Records provided:
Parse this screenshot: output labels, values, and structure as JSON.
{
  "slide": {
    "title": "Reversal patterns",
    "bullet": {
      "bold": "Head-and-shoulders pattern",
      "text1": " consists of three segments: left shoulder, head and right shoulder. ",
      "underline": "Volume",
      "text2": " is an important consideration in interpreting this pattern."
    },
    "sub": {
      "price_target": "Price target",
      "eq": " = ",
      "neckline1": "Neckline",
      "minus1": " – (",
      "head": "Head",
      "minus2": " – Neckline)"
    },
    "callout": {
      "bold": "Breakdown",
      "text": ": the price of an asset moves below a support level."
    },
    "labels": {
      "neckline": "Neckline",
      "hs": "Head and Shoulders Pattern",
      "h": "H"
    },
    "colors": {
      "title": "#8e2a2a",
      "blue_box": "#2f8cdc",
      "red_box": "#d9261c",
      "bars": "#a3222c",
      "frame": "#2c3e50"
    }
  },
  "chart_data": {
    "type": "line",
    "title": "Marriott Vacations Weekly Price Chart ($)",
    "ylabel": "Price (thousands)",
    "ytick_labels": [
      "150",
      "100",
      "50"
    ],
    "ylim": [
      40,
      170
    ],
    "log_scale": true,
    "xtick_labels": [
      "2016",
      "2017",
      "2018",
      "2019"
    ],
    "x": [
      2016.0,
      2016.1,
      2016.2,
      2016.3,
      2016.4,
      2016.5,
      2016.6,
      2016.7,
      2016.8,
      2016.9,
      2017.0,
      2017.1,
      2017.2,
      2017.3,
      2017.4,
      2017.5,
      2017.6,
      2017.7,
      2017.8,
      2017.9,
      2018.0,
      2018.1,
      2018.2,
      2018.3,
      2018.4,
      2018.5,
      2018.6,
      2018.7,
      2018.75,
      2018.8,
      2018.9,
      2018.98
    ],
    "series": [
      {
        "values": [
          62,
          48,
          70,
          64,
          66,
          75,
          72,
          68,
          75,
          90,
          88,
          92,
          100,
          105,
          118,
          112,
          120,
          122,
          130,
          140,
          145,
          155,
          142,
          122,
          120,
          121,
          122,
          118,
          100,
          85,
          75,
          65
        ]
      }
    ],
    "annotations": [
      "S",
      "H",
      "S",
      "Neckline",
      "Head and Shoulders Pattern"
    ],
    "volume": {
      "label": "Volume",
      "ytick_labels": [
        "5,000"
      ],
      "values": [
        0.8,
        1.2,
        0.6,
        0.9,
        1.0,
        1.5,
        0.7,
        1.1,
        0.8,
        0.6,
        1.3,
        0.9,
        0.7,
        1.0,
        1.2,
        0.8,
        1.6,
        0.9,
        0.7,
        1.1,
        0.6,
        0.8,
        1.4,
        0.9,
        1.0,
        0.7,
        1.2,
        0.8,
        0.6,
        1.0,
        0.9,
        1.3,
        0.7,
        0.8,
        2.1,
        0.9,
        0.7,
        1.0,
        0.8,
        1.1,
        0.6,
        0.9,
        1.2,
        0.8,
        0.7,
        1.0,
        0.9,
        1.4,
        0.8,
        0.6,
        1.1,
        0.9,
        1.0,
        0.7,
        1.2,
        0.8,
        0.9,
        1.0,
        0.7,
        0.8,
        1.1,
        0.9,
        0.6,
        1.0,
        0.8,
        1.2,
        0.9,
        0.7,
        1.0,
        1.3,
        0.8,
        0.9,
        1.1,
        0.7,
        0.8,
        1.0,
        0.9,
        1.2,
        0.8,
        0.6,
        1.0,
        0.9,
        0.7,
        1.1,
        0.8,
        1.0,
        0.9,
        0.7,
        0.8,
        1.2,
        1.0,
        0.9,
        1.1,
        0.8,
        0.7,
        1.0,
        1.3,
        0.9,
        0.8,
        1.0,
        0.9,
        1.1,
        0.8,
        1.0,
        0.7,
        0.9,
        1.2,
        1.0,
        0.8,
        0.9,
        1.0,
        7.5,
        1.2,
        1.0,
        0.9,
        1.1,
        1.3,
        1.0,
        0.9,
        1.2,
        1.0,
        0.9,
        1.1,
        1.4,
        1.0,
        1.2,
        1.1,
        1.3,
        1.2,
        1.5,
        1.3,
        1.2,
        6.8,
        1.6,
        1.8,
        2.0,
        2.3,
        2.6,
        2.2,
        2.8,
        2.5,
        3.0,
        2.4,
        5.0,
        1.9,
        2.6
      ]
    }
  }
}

Exercise task:
Repeat the lines above exactly.

Result below:
Parse this screenshot: output labels, values, and structure as JSON.
{
  "slide": {
    "title": "Reversal patterns",
    "bullet": {
      "bold": "Head-and-shoulders pattern",
      "text1": " consists of three segments: left shoulder, head and right shoulder. ",
      "underline": "Volume",
      "text2": " is an important consideration in interpreting this pattern."
    },
    "sub": {
      "price_target": "Price target",
      "eq": " = ",
      "neckline1": "Neckline",
      "minus1": " – (",
      "head": "Head",
      "minus2": " – Neckline)"
    },
    "callout": {
      "bold": "Breakdown",
      "text": ": the price of an asset moves below a support level."
    },
    "labels": {
      "neckline": "Neckline",
      "hs": "Head and Shoulders Pattern",
      "h": "H"
    },
    "colors": {
      "title": "#8e2a2a",
      "blue_box": "#2f8cdc",
      "red_box": "#d9261c",
      "bars": "#a3222c",
      "frame": "#2c3e50"
    }
  },
  "chart_data": {
    "type": "line",
    "title": "Marriott Vacations Weekly Price Chart ($)",
    "ylabel": "Price (thousands)",
    "ytick_labels": [
      "150",
      "100",
      "50"
    ],
    "ylim": [
      40,
      170
    ],
    "log_scale": true,
    "xtick_labels": [
      "2016",
      "2017",
      "2018",
      "2019"
    ],
    "x": [
      2016.0,
      2016.1,
      2016.2,
      2016.3,
      2016.4,
      2016.5,
      2016.6,
      2016.7,
      2016.8,
      2016.9,
      2017.0,
      2017.1,
      2017.2,
      2017.3,
      2017.4,
      2017.5,
      2017.6,
      2017.7,
      2017.8,
      2017.9,
      2018.0,
      2018.1,
      2018.2,
      2018.3,
      2018.4,
      2018.5,
      2018.6,
      2018.7,
      2018.75,
      2018.8,
      2018.9,
      2018.98
    ],
    "series": [
      {
        "values": [
          62,
          48,
          70,
          64,
          66,
          75,
          72,
          68,
          75,
          90,
          88,
          92,
          100,
          105,
          118,
          112,
          120,
          122,
          130,
          140,
          145,
          155,
          142,
          122,
          120,
          121,
          122,
          118,
          100,
          85,
          75,
          65
        ]
      }
    ],
    "annotations": [
      "S",
      "H",
      "S",
      "Neckline",
      "Head and Shoulders Pattern"
    ],
    "volume": {
      "label": "Volume",
      "ytick_labels": [
        "5,000"
      ],
      "values": [
        0.8,
        1.2,
        0.6,
        0.9,
        1.0,
        1.5,
        0.7,
        1.1,
        0.8,
        0.6,
        1.3,
        0.9,
        0.7,
        1.0,
        1.2,
        0.8,
        1.6,
        0.9,
        0.7,
        1.1,
        0.6,
        0.8,
        1.4,
        0.9,
        1.0,
        0.7,
        1.2,
        0.8,
        0.6,
        1.0,
        0.9,
        1.3,
        0.7,
        0.8,
        2.1,
        0.9,
        0.7,
        1.0,
        0.8,
        1.1,
        0.6,
        0.9,
        1.2,
        0.8,
        0.7,
        1.0,
        0.9,
        1.4,
        0.8,
        0.6,
        1.1,
        0.9,
        1.0,
        0.7,
        1.2,
        0.8,
        0.9,
        1.0,
        0.7,
        0.8,
        1.1,
        0.9,
        0.6,
        1.0,
        0.8,
        1.2,
        0.9,
        0.7,
        1.0,
        1.3,
        0.8,
        0.9,
        1.1,
        0.7,
        0.8,
        1.0,
        0.9,
        1.2,
        0.8,
        0.6,
        1.0,
        0.9,
        0.7,
        1.1,
        0.8,
        1.0,
        0.9,
        0.7,
        0.8,
        1.2,
        1.0,
        0.9,
        1.1,
        0.8,
        0.7,
        1.0,
        1.3,
        0.9,
        0.8,
        1.0,
        0.9,
        1.1,
        0.8,
        1.0,
        0.7,
        0.9,
        1.2,
        1.0,
        0.8,
        0.9,
        1.0,
        7.5,
        1.2,
        1.0,
        0.9,
        1.1,
        1.3,
        1.0,
        0.9,
        1.2,
        1.0,
        0.9,
        1.1,
        1.4,
        1.0,
        1.2,
        1.1,
        1.3,
        1.2,
        1.5,
        1.3,
        1.2,
        6.8,
        1.6,
        1.8,
        2.0,
        2.3,
        2.6,
        2.2,
        2.8,
        2.5,
        3.0,
        2.4,
        5.0,
        1.9,
        2.6
      ]
    }
  }
}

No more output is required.